#### Text section
# All finished with the 41 Green Schwinn



## Robertriley (Oct 24, 2020)

All done with the Schwinn.  Parts were easier to find than I thought but you need to pay up and grab them when you see them.


----------



## John G04 (Oct 24, 2020)

Wow that looks great! How’d you get the light green paint matched?


----------



## rusty.kirkpatrick (Oct 24, 2020)

Best color!


----------



## coasterbrakejunkie1969 (Oct 24, 2020)

Wow that is fantastic! Really like those colors.


----------



## SJ_BIKER (Oct 24, 2020)

Love that it's not over restored.


----------



## 1817cent (Oct 24, 2020)

Fabulous looking bike!  Very nice.  You did very well with the paint matching.


----------



## cyclingday (Oct 24, 2020)

Now, you know why Schwinn’s are just more fun.
You can actually get parts for them, and they look stunning!
Oh, and don’t forget how good they ride.


----------



## Robertriley (Oct 24, 2020)

John G04 said:


> Wow that looks great! How’d you get the light green paint matched?



Tom Clark worked his magic.


----------



## Robertriley (Oct 24, 2020)

SJ_BIKER said:


> Love that it's not over restored.



Most of the bike is OG paint


----------



## westwildcats (Oct 25, 2020)

Way cool. Very nice looking bike.

#### What you need to do
A – In the Schwinn forum thread, rewrite the passage that opens with "## 1817cent (Oct" and ends after "they look stunning!", swapping "stunning" for "gorgeous".
B – In the Schwinn forum thread, who matched the light green paint?
C – Please carry the Schwinn forum thread on from its final post.

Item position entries

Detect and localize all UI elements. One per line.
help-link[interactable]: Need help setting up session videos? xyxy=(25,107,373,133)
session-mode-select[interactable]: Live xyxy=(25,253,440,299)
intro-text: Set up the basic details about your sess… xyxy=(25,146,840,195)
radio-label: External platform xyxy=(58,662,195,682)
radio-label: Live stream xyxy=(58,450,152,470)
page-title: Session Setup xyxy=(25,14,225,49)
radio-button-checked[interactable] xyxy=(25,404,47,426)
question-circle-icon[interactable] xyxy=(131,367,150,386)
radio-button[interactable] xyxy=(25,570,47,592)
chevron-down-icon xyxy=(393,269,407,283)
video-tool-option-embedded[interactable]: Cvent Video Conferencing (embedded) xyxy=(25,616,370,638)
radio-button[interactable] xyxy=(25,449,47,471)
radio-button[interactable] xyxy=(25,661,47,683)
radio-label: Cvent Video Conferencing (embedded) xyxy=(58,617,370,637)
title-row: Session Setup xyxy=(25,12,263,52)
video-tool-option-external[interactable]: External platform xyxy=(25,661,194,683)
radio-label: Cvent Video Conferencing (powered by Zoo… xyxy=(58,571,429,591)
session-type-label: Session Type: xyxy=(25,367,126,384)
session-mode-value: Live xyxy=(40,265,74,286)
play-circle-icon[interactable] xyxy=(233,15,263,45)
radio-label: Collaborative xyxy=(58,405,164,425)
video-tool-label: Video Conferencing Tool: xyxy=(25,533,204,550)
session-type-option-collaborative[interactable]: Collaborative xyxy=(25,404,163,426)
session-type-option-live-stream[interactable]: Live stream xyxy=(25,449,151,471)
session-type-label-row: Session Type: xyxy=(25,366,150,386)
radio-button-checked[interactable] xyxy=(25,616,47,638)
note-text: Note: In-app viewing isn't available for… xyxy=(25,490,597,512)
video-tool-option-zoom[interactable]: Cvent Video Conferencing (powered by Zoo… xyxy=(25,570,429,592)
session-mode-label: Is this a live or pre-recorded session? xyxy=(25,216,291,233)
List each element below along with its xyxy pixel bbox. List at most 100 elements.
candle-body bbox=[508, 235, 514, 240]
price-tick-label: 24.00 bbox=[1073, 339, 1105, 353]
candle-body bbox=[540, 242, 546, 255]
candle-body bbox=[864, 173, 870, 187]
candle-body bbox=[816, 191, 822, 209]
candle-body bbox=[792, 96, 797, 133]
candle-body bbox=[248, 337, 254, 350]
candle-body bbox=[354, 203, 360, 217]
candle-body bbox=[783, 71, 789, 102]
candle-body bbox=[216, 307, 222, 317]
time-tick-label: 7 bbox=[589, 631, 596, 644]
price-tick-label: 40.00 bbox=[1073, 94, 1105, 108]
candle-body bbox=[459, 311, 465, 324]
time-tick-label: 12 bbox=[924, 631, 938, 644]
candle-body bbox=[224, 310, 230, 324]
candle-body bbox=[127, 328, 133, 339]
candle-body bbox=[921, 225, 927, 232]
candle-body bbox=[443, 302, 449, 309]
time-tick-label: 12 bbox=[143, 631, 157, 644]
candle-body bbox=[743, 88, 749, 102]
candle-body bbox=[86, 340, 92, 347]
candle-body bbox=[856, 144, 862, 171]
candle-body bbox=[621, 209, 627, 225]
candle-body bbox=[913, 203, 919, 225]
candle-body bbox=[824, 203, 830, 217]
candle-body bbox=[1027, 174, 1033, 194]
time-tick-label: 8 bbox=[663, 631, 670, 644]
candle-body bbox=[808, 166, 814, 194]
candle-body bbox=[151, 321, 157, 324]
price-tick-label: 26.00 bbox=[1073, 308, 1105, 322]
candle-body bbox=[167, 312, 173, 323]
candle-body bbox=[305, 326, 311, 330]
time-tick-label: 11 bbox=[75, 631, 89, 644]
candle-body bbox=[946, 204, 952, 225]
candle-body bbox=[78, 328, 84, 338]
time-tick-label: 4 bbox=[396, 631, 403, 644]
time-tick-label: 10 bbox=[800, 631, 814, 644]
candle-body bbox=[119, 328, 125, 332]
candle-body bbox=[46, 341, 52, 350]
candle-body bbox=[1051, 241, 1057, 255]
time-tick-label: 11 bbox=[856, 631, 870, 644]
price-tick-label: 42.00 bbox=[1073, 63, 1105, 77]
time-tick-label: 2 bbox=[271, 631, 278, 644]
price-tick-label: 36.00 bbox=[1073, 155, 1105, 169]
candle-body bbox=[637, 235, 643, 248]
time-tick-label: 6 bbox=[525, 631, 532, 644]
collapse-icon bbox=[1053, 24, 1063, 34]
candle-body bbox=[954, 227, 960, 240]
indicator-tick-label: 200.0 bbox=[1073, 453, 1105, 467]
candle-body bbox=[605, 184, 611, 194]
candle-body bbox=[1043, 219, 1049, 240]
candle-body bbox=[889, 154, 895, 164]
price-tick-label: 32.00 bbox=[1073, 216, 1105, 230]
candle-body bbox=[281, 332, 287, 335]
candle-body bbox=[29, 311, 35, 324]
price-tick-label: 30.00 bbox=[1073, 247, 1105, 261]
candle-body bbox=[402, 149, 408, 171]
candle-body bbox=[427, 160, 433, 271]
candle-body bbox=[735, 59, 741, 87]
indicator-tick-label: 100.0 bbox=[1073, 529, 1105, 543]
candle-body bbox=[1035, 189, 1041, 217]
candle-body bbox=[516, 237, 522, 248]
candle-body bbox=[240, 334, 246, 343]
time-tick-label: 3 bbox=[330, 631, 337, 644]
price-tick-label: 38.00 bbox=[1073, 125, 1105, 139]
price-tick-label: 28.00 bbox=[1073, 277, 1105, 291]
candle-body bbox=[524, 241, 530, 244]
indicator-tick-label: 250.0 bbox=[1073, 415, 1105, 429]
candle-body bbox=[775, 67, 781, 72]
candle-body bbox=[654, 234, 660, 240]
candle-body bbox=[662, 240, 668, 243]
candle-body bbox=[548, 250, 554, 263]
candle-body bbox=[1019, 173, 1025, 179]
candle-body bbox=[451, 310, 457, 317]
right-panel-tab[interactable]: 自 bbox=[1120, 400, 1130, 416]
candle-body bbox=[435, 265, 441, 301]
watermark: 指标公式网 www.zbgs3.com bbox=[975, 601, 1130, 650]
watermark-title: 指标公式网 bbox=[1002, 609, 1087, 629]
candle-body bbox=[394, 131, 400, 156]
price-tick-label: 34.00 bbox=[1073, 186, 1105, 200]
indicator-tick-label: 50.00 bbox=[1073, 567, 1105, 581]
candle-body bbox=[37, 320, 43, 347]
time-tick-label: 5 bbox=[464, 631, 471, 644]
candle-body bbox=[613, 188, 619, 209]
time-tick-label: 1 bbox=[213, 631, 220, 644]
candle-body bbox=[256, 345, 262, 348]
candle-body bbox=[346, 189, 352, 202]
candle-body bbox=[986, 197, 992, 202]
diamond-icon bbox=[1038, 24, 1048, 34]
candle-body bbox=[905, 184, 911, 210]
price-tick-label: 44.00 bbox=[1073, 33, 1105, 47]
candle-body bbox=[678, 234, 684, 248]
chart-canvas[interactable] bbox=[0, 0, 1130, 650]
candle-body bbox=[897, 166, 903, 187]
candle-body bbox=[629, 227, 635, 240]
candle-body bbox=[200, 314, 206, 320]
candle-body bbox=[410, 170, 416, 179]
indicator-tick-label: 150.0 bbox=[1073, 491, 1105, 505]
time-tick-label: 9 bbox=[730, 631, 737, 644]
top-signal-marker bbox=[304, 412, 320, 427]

#### Outputs
A –
## 1817cent (Oct 24, 2020)

Fabulous looking bike!  Very nice.  You did very well with the paint matching.


----------



## cyclingday (Oct 24, 2020)

Now, you know why Schwinn’s are just more fun.
You can actually get parts for them, and they look gorgeous!

B – Tom Clark

C –
----------



## DonChristie (Oct 25, 2020)

Outstanding!


----------



## rollfaster (Oct 25, 2020)

Incredible beauty!!


----------



## jimbo53 (Oct 25, 2020)

Absolutely beautiful bike! Always loved the greens Schwinn used.


----------



## Maskadeo (Oct 25, 2020)

That turned out great! I remember seeing it as a frame and fork at ML a few years. Glad to see it back together.


----------



## Hammerhead (Oct 25, 2020)

AMAZING! Looks great outstanding job. Love that green two tone.
Hammerhead


----------



## BFGforme (Oct 25, 2020)

Super sik....


----------



## BFGforme (Oct 26, 2020)

Can't help it, just have to keep coming back to this and stare.... soooo killer.... damn!!!!


----------



## olevince (Oct 27, 2020)

Awesome colors!!


----------



## OZ1972 (Oct 29, 2020)

Wow what a great bike , i am green with envy !!!!!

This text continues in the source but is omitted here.